Stored data entries
[START]

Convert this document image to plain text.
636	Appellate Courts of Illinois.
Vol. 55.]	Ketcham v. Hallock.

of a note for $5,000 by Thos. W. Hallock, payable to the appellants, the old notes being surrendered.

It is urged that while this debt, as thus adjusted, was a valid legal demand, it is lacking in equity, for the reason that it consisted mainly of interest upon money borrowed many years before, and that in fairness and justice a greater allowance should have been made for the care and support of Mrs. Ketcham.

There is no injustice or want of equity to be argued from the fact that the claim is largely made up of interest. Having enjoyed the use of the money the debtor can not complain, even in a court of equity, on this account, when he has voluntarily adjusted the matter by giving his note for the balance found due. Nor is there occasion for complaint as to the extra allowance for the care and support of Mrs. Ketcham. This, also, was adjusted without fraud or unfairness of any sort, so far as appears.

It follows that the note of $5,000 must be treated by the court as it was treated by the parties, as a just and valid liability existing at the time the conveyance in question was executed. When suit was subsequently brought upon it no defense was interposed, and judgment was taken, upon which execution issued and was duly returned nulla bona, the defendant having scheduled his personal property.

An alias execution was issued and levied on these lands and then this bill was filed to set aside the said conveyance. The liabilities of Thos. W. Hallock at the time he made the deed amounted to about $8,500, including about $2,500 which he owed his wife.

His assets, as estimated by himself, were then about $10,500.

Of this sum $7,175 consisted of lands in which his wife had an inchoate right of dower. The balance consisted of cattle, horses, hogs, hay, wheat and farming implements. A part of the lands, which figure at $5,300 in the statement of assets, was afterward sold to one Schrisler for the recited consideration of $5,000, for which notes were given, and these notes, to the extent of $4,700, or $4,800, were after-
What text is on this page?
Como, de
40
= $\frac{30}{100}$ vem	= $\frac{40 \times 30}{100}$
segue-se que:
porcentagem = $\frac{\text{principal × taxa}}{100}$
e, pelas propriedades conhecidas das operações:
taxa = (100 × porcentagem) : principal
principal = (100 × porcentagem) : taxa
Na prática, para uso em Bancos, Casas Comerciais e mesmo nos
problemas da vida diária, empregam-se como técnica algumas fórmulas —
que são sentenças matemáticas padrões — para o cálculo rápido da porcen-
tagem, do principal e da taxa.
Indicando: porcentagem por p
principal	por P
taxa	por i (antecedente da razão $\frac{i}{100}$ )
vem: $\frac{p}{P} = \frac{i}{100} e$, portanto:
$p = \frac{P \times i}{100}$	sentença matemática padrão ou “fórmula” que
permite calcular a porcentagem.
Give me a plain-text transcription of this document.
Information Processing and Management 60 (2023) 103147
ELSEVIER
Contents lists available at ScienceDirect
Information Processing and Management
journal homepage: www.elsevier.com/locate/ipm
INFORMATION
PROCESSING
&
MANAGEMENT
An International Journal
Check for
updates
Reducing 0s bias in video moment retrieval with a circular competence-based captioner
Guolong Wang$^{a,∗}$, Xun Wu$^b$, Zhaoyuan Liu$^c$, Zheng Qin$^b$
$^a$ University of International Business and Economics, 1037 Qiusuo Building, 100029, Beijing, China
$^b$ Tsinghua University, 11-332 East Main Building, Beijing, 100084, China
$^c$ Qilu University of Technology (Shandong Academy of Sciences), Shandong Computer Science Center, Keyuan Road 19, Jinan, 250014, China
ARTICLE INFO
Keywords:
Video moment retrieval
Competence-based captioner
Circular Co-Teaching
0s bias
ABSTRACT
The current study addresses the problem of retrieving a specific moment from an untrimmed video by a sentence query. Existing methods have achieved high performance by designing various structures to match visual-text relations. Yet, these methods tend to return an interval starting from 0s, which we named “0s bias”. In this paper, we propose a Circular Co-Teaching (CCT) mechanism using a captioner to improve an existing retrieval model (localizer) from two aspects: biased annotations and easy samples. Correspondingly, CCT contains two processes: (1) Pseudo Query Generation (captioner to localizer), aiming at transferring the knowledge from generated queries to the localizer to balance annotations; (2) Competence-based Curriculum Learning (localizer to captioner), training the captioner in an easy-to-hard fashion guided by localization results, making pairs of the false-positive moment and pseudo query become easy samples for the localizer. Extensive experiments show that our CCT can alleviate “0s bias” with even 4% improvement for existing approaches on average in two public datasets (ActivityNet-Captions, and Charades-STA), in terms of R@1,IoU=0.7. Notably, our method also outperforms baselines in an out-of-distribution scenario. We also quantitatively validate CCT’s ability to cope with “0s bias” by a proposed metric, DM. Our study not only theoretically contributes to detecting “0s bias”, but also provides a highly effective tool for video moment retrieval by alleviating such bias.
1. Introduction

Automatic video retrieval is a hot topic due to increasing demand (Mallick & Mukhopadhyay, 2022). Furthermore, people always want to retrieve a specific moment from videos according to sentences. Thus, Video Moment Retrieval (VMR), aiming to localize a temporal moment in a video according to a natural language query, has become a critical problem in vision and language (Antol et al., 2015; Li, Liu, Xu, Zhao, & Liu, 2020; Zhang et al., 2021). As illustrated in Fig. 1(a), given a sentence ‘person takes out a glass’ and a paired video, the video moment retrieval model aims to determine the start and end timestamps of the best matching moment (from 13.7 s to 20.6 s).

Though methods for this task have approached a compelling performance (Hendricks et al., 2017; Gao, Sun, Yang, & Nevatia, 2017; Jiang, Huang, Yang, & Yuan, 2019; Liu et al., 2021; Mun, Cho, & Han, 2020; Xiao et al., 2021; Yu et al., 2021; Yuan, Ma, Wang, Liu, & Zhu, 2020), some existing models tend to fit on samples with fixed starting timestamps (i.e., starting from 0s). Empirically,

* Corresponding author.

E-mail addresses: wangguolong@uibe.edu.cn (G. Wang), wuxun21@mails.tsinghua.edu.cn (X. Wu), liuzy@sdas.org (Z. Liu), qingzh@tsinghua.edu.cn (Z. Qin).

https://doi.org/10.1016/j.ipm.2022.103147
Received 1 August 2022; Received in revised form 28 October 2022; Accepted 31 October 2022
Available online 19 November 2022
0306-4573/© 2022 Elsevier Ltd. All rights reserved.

[END]

What needs to be done – Reproduce the listing in full. Keep it exactly as written.

Result for this exercise –
Convert this document image to plain text.
636	Appellate Courts of Illinois.
Vol. 55.]	Ketcham v. Hallock.

of a note for $5,000 by Thos. W. Hallock, payable to the appellants, the old notes being surrendered.

It is urged that while this debt, as thus adjusted, was a valid legal demand, it is lacking in equity, for the reason that it consisted mainly of interest upon money borrowed many years before, and that in fairness and justice a greater allowance should have been made for the care and support of Mrs. Ketcham.

There is no injustice or want of equity to be argued from the fact that the claim is largely made up of interest. Having enjoyed the use of the money the debtor can not complain, even in a court of equity, on this account, when he has voluntarily adjusted the matter by giving his note for the balance found due. Nor is there occasion for complaint as to the extra allowance for the care and support of Mrs. Ketcham. This, also, was adjusted without fraud or unfairness of any sort, so far as appears.

It follows that the note of $5,000 must be treated by the court as it was treated by the parties, as a just and valid liability existing at the time the conveyance in question was executed. When suit was subsequently brought upon it no defense was interposed, and judgment was taken, upon which execution issued and was duly returned nulla bona, the defendant having scheduled his personal property.

An alias execution was issued and levied on these lands and then this bill was filed to set aside the said conveyance. The liabilities of Thos. W. Hallock at the time he made the deed amounted to about $8,500, including about $2,500 which he owed his wife.

His assets, as estimated by himself, were then about $10,500.

Of this sum $7,175 consisted of lands in which his wife had an inchoate right of dower. The balance consisted of cattle, horses, hogs, hay, wheat and farming implements. A part of the lands, which figure at $5,300 in the statement of assets, was afterward sold to one Schrisler for the recited consideration of $5,000, for which notes were given, and these notes, to the extent of $4,700, or $4,800, were after-
What text is on this page?
Como, de
40
= $\frac{30}{100}$ vem	= $\frac{40 \times 30}{100}$
segue-se que:
porcentagem = $\frac{\text{principal × taxa}}{100}$
e, pelas propriedades conhecidas das operações:
taxa = (100 × porcentagem) : principal
principal = (100 × porcentagem) : taxa
Na prática, para uso em Bancos, Casas Comerciais e mesmo nos
problemas da vida diária, empregam-se como técnica algumas fórmulas —
que são sentenças matemáticas padrões — para o cálculo rápido da porcen-
tagem, do principal e da taxa.
Indicando: porcentagem por p
principal	por P
taxa	por i (antecedente da razão $\frac{i}{100}$ )
vem: $\frac{p}{P} = \frac{i}{100} e$, portanto:
$p = \frac{P \times i}{100}$	sentença matemática padrão ou “fórmula” que
permite calcular a porcentagem.
Give me a plain-text transcription of this document.
Information Processing and Management 60 (2023) 103147
ELSEVIER
Contents lists available at ScienceDirect
Information Processing and Management
journal homepage: www.elsevier.com/locate/ipm
INFORMATION
PROCESSING
&
MANAGEMENT
An International Journal
Check for
updates
Reducing 0s bias in video moment retrieval with a circular competence-based captioner
Guolong Wang$^{a,∗}$, Xun Wu$^b$, Zhaoyuan Liu$^c$, Zheng Qin$^b$
$^a$ University of International Business and Economics, 1037 Qiusuo Building, 100029, Beijing, China
$^b$ Tsinghua University, 11-332 East Main Building, Beijing, 100084, China
$^c$ Qilu University of Technology (Shandong Academy of Sciences), Shandong Computer Science Center, Keyuan Road 19, Jinan, 250014, China
ARTICLE INFO
Keywords:
Video moment retrieval
Competence-based captioner
Circular Co-Teaching
0s bias
ABSTRACT
The current study addresses the problem of retrieving a specific moment from an untrimmed video by a sentence query. Existing methods have achieved high performance by designing various structures to match visual-text relations. Yet, these methods tend to return an interval starting from 0s, which we named “0s bias”. In this paper, we propose a Circular Co-Teaching (CCT) mechanism using a captioner to improve an existing retrieval model (localizer) from two aspects: biased annotations and easy samples. Correspondingly, CCT contains two processes: (1) Pseudo Query Generation (captioner to localizer), aiming at transferring the knowledge from generated queries to the localizer to balance annotations; (2) Competence-based Curriculum Learning (localizer to captioner), training the captioner in an easy-to-hard fashion guided by localization results, making pairs of the false-positive moment and pseudo query become easy samples for the localizer. Extensive experiments show that our CCT can alleviate “0s bias” with even 4% improvement for existing approaches on average in two public datasets (ActivityNet-Captions, and Charades-STA), in terms of R@1,IoU=0.7. Notably, our method also outperforms baselines in an out-of-distribution scenario. We also quantitatively validate CCT’s ability to cope with “0s bias” by a proposed metric, DM. Our study not only theoretically contributes to detecting “0s bias”, but also provides a highly effective tool for video moment retrieval by alleviating such bias.
1. Introduction

Automatic video retrieval is a hot topic due to increasing demand (Mallick & Mukhopadhyay, 2022). Furthermore, people always want to retrieve a specific moment from videos according to sentences. Thus, Video Moment Retrieval (VMR), aiming to localize a temporal moment in a video according to a natural language query, has become a critical problem in vision and language (Antol et al., 2015; Li, Liu, Xu, Zhao, & Liu, 2020; Zhang et al., 2021). As illustrated in Fig. 1(a), given a sentence ‘person takes out a glass’ and a paired video, the video moment retrieval model aims to determine the start and end timestamps of the best matching moment (from 13.7 s to 20.6 s).

Though methods for this task have approached a compelling performance (Hendricks et al., 2017; Gao, Sun, Yang, & Nevatia, 2017; Jiang, Huang, Yang, & Yuan, 2019; Liu et al., 2021; Mun, Cho, & Han, 2020; Xiao et al., 2021; Yu et al., 2021; Yuan, Ma, Wang, Liu, & Zhu, 2020), some existing models tend to fit on samples with fixed starting timestamps (i.e., starting from 0s). Empirically,

* Corresponding author.

E-mail addresses: wangguolong@uibe.edu.cn (G. Wang), wuxun21@mails.tsinghua.edu.cn (X. Wu), liuzy@sdas.org (Z. Liu), qingzh@tsinghua.edu.cn (Z. Qin).

https://doi.org/10.1016/j.ipm.2022.103147
Received 1 August 2022; Received in revised form 28 October 2022; Accepted 31 October 2022
Available online 19 November 2022
0306-4573/© 2022 Elsevier Ltd. All rights reserved.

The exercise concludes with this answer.